- WRITTEN PROBLEM -
What you return should match every record exactly, with the images removed.

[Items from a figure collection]
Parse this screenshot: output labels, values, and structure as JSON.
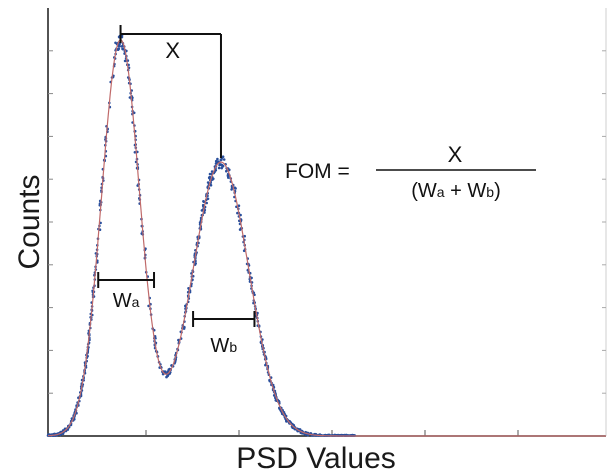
{
  "chart_data": {
    "type": "scatter",
    "title": "",
    "xlabel": "PSD Values",
    "ylabel": "Counts",
    "xlim": [
      0,
      1
    ],
    "ylim": [
      0,
      1
    ],
    "grid": false,
    "axis_tick_labels": false,
    "peaks": [
      {
        "center": 0.13,
        "width": 0.034,
        "height": 0.925
      },
      {
        "center": 0.31,
        "width": 0.05,
        "height": 0.64
      }
    ],
    "annotations": {
      "peak_separation": {
        "label": "X",
        "from_x": 0.13,
        "to_x": 0.31
      },
      "width_a": {
        "label": "Wa",
        "base": "W",
        "sub": "a",
        "x1": 0.09,
        "x2": 0.19
      },
      "width_b": {
        "label": "Wb",
        "base": "W",
        "sub": "b",
        "x1": 0.26,
        "x2": 0.37
      },
      "formula": {
        "lhs": "FOM =",
        "numerator": "X",
        "denominator_parts": [
          "(W",
          "a",
          " + W",
          "b",
          ")"
        ]
      }
    },
    "colors": {
      "points": "#2a4f9c",
      "fit_line": "#c06a6a",
      "axis": "#1a1a1a",
      "baseline": "#b24747"
    }
  }
}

- RIGHT ANSWER -
Parse this screenshot: output labels, values, and structure as JSON.
{
  "chart_data": {
    "type": "scatter",
    "title": "",
    "xlabel": "PSD Values",
    "ylabel": "Counts",
    "xlim": [
      0,
      1
    ],
    "ylim": [
      0,
      1
    ],
    "grid": false,
    "axis_tick_labels": false,
    "peaks": [
      {
        "center": 0.13,
        "width": 0.034,
        "height": 0.925
      },
      {
        "center": 0.31,
        "width": 0.05,
        "height": 0.64
      }
    ],
    "annotations": {
      "peak_separation": {
        "label": "X",
        "from_x": 0.13,
        "to_x": 0.31
      },
      "width_a": {
        "label": "Wa",
        "base": "W",
        "sub": "a",
        "x1": 0.09,
        "x2": 0.19
      },
      "width_b": {
        "label": "Wb",
        "base": "W",
        "sub": "b",
        "x1": 0.26,
        "x2": 0.37
      },
      "formula": {
        "lhs": "FOM =",
        "numerator": "X",
        "denominator_parts": [
          "(W",
          "a",
          " + W",
          "b",
          ")"
        ]
      }
    },
    "colors": {
      "points": "#2a4f9c",
      "fit_line": "#c06a6a",
      "axis": "#1a1a1a",
      "baseline": "#b24747"
    }
  }
}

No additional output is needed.